:: Given exercise ::
In the data below, restate exactly the lines from the one with "Extract the structured" to the final line, both included, but not the pictures.
start
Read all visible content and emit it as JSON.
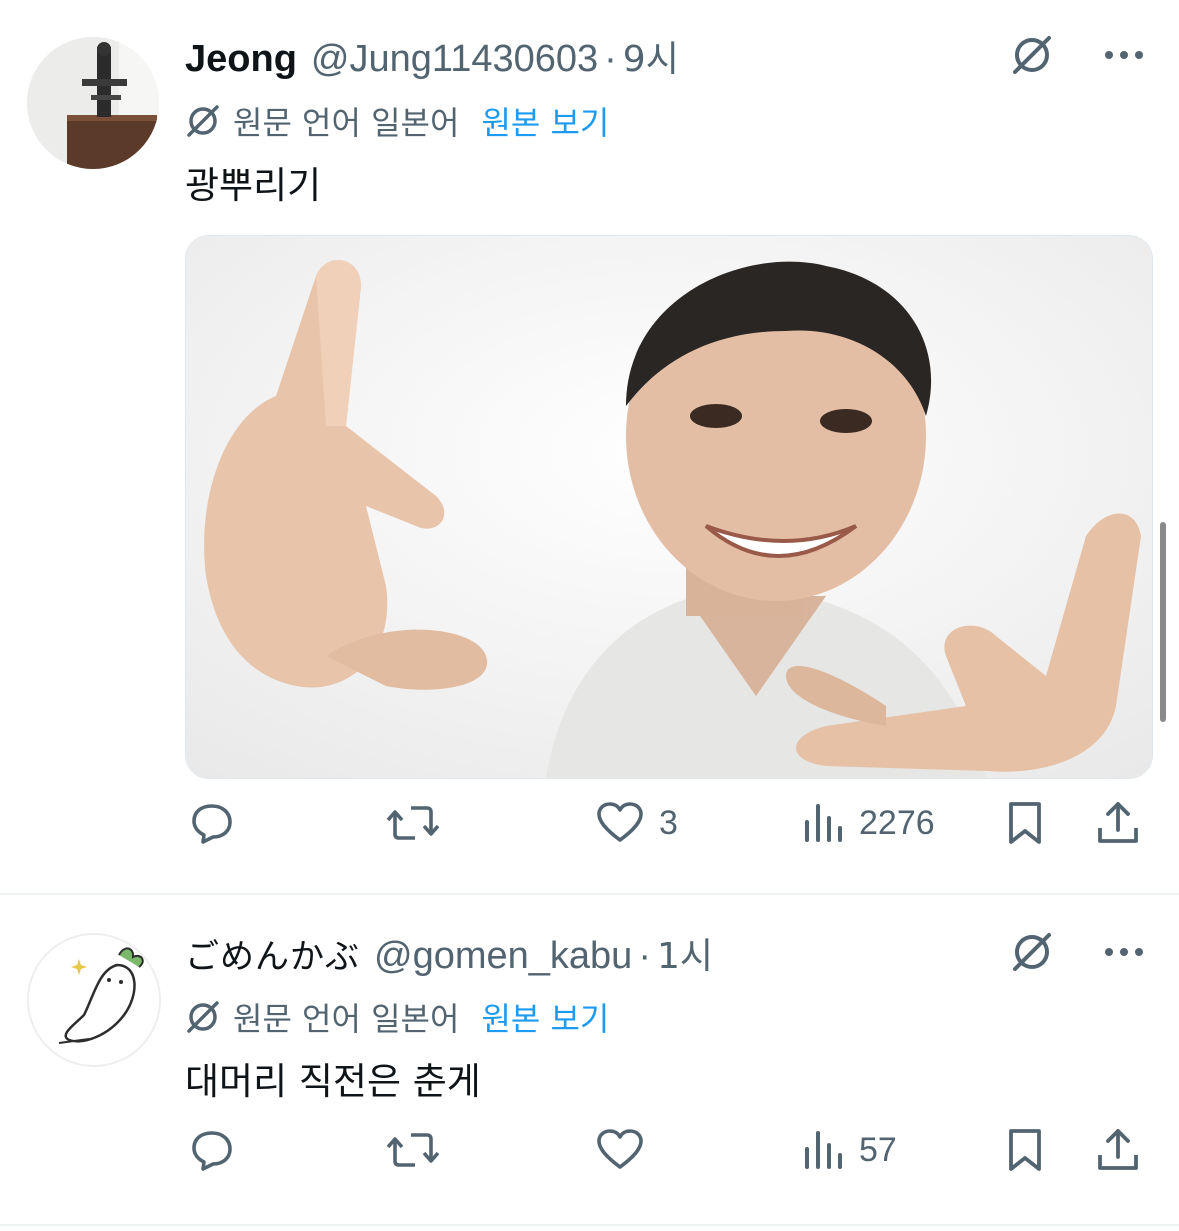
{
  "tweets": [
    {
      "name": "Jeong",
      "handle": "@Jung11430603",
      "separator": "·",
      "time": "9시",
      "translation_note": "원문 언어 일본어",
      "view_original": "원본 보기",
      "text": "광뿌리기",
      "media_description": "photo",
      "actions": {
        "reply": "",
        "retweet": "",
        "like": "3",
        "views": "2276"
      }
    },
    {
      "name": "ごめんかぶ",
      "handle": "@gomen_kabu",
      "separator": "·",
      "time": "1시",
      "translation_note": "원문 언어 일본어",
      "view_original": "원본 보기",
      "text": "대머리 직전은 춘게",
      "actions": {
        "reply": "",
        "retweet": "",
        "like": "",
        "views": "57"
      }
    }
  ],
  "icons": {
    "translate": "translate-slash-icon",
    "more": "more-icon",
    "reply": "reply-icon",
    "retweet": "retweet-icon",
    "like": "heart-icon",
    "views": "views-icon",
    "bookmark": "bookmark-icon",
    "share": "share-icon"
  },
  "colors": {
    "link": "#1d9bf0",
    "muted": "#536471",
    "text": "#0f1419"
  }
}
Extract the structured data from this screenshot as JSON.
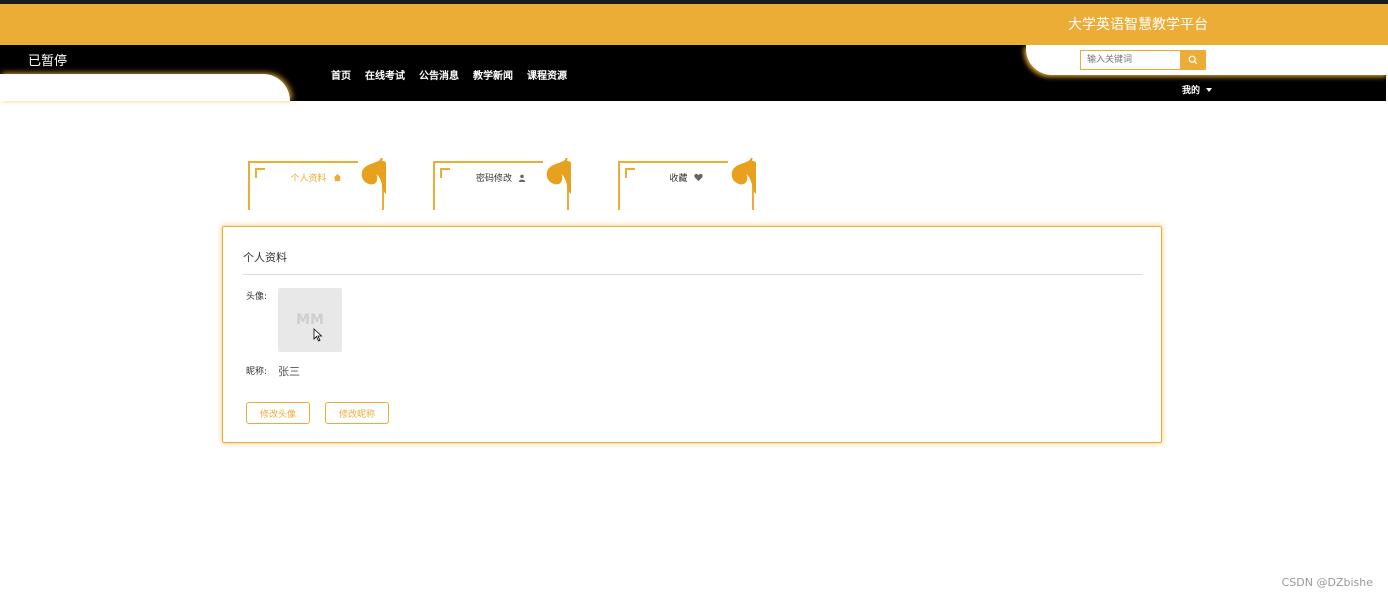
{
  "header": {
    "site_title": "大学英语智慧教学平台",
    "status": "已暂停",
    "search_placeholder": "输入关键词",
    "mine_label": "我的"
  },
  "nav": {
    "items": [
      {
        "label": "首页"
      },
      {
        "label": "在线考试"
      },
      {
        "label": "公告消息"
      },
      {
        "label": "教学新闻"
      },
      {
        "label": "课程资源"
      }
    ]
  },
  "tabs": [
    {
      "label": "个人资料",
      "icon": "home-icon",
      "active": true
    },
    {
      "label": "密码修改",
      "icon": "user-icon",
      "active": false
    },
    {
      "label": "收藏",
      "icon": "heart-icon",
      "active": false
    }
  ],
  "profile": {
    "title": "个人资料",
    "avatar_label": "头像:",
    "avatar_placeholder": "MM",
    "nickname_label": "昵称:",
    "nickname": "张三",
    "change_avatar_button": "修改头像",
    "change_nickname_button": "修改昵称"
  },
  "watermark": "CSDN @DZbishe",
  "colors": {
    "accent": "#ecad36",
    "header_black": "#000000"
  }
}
end
:: Reply ::
Extract the structured data from this screenshot as JSON.
{
  "header": {
    "site_title": "大学英语智慧教学平台",
    "status": "已暂停",
    "search_placeholder": "输入关键词",
    "mine_label": "我的"
  },
  "nav": {
    "items": [
      {
        "label": "首页"
      },
      {
        "label": "在线考试"
      },
      {
        "label": "公告消息"
      },
      {
        "label": "教学新闻"
      },
      {
        "label": "课程资源"
      }
    ]
  },
  "tabs": [
    {
      "label": "个人资料",
      "icon": "home-icon",
      "active": true
    },
    {
      "label": "密码修改",
      "icon": "user-icon",
      "active": false
    },
    {
      "label": "收藏",
      "icon": "heart-icon",
      "active": false
    }
  ],
  "profile": {
    "title": "个人资料",
    "avatar_label": "头像:",
    "avatar_placeholder": "MM",
    "nickname_label": "昵称:",
    "nickname": "张三",
    "change_avatar_button": "修改头像",
    "change_nickname_button": "修改昵称"
  },
  "watermark": "CSDN @DZbishe",
  "colors": {
    "accent": "#ecad36",
    "header_black": "#000000"
  }
}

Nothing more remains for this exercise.